### Task statement
From the data below, return all lines holding the string "JSON".

******************************

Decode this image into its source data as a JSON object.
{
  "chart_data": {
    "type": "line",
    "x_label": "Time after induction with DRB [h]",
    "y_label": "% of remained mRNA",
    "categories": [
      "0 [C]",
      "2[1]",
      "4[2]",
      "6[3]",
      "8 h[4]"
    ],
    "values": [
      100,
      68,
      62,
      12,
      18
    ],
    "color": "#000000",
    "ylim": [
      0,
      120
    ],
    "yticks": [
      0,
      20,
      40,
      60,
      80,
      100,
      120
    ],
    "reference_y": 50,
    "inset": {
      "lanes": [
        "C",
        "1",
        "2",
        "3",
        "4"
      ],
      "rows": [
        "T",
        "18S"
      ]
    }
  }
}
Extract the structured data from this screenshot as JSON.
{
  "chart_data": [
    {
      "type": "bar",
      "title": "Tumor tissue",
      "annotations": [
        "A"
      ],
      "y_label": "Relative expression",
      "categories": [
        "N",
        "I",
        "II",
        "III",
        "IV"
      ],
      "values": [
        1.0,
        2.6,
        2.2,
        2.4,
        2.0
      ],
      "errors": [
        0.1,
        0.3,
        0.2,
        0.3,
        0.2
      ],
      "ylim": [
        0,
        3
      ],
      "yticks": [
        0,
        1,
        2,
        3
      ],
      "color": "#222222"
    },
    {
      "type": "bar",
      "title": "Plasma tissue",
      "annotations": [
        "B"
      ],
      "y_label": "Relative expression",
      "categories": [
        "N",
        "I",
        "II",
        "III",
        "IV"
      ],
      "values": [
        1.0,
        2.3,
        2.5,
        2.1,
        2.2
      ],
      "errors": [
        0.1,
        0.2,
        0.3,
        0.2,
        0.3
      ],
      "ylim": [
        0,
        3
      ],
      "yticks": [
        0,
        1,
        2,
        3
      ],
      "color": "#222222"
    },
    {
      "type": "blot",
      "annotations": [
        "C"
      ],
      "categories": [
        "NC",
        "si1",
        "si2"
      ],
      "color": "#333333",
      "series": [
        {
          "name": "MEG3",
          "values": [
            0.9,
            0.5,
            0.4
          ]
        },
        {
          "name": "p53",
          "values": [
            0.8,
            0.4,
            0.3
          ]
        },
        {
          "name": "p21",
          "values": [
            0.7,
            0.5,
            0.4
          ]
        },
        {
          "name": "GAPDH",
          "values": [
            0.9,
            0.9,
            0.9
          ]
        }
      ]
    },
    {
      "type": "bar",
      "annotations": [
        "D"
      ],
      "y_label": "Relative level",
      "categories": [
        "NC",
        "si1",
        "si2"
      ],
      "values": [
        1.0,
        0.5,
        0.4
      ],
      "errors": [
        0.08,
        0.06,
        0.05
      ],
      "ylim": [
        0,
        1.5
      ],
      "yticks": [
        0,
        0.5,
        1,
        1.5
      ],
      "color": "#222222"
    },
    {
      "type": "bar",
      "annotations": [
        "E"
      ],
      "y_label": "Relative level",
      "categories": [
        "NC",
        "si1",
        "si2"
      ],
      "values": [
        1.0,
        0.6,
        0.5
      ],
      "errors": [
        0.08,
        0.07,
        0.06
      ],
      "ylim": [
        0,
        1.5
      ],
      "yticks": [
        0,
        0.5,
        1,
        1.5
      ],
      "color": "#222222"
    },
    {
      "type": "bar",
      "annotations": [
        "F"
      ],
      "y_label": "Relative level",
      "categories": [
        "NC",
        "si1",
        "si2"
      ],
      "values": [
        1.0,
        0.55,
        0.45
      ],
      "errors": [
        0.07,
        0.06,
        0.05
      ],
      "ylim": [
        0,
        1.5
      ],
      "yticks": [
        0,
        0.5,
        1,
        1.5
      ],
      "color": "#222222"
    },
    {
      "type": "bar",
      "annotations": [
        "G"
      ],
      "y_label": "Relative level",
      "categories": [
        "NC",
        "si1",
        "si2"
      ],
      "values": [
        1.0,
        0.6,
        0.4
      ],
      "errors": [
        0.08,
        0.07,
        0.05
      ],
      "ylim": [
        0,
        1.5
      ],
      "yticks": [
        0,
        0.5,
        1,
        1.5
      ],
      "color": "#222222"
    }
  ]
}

******************************

### Answer space
Decode this image into its source data as a JSON object.
Extract the structured data from this screenshot as JSON.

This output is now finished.